Work instruction - In the text on Facebook's echo chamber and trending topics, which side of Facebook trending does the writer say they worked on?

Selected text -
★ ★ ★

The Facebook echo chamber is a true effect, and echo chambers cause a feedback loop of encouraging radicalization. If you wanted to, you could always run sentiment analysis over comments containing a political candidate, say Donald Trump, and penalizing in feed ranking comments that were pro-Donald or anti-Hillary, thus dampening the echo chamber. Same thing with simply penalizing links from right wing websites. The echos then start to fade, and then perhaps lower the motivation of someone to vote or donate money or something.
In the end though, you're basically just playing at the margins.
No. Absolutely not. That's not what is happening at all. I know. I worked on FB trending from the algorithmic side.
The types of trending topics that are blacklisted tend to be low quality trends. Say #FollowFriday, or take examples from the current Twitter trends, #mondaymotivation, #MondayMorning, #DressAFilm, or #MondayBlogs.

★ ★ ★

Source data -
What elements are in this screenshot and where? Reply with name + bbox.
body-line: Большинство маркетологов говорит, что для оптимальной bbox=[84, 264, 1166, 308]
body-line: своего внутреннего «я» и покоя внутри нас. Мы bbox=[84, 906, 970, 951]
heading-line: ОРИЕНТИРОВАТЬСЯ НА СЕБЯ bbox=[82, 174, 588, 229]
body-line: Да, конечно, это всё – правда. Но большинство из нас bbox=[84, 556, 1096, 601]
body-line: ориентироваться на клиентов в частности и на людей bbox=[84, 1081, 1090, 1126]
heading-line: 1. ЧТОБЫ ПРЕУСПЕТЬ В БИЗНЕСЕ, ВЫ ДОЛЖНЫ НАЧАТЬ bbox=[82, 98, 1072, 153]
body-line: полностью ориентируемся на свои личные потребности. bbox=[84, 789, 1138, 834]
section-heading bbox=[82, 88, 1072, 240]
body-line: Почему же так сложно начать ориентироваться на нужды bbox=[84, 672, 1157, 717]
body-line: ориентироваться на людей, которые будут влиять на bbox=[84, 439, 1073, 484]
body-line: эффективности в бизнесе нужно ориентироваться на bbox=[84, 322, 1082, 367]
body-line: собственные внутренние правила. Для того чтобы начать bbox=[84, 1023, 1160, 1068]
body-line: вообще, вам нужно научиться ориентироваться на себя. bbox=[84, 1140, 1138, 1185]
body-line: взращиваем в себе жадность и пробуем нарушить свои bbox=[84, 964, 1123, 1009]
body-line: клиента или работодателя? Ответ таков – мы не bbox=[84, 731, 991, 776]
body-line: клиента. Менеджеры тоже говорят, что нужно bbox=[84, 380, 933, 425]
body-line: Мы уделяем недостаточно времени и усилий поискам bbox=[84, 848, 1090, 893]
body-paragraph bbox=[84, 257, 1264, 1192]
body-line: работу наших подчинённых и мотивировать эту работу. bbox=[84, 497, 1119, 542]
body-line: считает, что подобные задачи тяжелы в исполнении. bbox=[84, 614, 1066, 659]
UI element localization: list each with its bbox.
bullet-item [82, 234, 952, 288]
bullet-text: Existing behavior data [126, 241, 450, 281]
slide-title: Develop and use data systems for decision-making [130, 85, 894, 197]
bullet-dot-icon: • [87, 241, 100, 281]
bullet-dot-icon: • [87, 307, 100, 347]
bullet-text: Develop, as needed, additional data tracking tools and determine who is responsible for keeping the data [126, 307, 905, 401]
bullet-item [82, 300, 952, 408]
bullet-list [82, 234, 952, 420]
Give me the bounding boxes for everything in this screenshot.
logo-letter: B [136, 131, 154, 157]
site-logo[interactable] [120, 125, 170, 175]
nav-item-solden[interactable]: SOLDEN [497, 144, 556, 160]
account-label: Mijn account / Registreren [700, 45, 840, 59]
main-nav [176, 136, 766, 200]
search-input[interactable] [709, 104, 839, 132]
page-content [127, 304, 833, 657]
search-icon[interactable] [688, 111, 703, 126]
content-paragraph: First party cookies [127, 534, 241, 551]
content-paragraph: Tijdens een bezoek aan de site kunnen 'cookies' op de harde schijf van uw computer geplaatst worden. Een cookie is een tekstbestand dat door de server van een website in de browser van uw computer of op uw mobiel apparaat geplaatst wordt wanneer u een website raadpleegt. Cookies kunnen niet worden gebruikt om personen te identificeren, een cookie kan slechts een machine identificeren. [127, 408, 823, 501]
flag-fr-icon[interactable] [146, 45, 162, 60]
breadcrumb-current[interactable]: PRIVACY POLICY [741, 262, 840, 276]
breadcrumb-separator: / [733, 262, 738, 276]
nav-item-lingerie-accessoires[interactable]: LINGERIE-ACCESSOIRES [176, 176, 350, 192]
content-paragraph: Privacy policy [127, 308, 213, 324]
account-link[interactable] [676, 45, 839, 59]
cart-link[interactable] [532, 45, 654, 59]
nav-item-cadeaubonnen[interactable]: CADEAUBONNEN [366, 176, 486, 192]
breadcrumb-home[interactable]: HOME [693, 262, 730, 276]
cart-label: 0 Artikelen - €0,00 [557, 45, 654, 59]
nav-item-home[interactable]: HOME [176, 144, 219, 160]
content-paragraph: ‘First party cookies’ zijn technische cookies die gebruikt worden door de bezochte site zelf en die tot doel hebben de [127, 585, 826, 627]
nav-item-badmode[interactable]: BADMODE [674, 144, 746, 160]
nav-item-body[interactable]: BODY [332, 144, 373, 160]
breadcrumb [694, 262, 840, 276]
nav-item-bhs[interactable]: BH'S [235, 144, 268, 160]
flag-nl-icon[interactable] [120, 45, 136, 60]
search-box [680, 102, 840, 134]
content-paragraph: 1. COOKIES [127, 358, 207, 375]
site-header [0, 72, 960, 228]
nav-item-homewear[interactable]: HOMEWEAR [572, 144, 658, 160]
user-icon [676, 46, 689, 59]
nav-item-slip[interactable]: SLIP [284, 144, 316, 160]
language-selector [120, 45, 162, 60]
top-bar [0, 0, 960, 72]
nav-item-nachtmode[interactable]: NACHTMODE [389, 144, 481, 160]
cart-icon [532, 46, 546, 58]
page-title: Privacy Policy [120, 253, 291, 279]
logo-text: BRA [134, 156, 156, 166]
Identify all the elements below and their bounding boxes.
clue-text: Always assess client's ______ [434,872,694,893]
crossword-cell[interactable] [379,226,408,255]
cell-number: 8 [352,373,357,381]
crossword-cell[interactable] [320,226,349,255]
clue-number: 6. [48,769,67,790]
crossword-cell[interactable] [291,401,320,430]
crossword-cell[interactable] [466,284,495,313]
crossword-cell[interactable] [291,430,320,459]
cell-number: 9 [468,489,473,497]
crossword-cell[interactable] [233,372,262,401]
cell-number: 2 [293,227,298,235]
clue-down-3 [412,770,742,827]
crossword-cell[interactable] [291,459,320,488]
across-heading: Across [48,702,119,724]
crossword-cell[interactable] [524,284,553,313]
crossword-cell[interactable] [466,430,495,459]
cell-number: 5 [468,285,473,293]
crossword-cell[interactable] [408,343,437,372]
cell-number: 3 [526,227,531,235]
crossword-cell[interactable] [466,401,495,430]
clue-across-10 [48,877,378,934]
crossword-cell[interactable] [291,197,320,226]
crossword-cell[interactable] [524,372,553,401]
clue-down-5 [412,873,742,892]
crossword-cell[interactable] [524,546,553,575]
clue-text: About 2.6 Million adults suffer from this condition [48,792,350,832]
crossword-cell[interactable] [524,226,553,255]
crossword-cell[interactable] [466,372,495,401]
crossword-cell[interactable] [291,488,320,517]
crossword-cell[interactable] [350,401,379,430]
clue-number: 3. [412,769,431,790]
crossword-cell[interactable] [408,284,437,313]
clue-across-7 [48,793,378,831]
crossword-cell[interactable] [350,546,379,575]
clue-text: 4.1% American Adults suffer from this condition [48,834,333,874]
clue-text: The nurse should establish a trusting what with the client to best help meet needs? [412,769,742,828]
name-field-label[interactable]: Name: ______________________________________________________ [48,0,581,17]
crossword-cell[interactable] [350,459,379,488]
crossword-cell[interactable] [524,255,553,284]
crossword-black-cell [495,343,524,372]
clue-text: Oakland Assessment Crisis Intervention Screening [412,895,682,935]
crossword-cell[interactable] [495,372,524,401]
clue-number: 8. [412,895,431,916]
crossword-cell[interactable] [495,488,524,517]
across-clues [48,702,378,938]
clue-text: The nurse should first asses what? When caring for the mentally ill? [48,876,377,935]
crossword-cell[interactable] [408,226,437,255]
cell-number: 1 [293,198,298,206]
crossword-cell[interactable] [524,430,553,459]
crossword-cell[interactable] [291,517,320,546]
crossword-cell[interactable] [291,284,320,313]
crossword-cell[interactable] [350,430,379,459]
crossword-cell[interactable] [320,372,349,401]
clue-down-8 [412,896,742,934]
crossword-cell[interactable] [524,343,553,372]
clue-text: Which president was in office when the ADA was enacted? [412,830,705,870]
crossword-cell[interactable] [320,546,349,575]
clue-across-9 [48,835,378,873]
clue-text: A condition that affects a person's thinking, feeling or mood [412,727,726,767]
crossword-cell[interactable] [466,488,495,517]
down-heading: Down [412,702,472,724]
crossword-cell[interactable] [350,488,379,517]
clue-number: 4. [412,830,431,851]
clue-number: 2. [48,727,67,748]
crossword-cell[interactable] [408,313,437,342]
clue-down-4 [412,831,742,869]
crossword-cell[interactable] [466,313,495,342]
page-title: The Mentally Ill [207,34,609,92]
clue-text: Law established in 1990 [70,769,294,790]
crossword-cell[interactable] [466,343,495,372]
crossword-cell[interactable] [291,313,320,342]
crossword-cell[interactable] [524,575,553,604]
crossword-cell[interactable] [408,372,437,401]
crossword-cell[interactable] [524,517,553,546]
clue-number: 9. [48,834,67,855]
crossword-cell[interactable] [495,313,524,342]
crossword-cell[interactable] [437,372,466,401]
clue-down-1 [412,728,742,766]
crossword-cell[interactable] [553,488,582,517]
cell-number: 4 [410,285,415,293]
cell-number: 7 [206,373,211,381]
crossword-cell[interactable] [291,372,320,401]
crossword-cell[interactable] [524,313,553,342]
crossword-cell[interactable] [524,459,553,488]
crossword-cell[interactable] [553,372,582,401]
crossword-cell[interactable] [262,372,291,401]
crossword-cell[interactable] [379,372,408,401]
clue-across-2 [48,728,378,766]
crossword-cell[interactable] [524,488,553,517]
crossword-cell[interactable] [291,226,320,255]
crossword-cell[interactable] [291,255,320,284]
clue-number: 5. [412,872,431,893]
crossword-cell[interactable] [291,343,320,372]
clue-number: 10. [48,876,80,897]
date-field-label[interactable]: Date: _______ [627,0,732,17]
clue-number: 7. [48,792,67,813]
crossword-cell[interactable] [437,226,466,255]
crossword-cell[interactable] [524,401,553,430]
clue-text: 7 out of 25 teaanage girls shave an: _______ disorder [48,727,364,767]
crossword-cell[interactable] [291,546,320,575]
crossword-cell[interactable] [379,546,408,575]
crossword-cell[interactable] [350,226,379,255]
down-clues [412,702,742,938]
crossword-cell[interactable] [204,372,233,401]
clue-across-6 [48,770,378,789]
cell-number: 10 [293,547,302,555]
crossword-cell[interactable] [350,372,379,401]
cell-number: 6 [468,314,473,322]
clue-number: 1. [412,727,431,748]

★ ★ ★

Reply - The algorithmic side.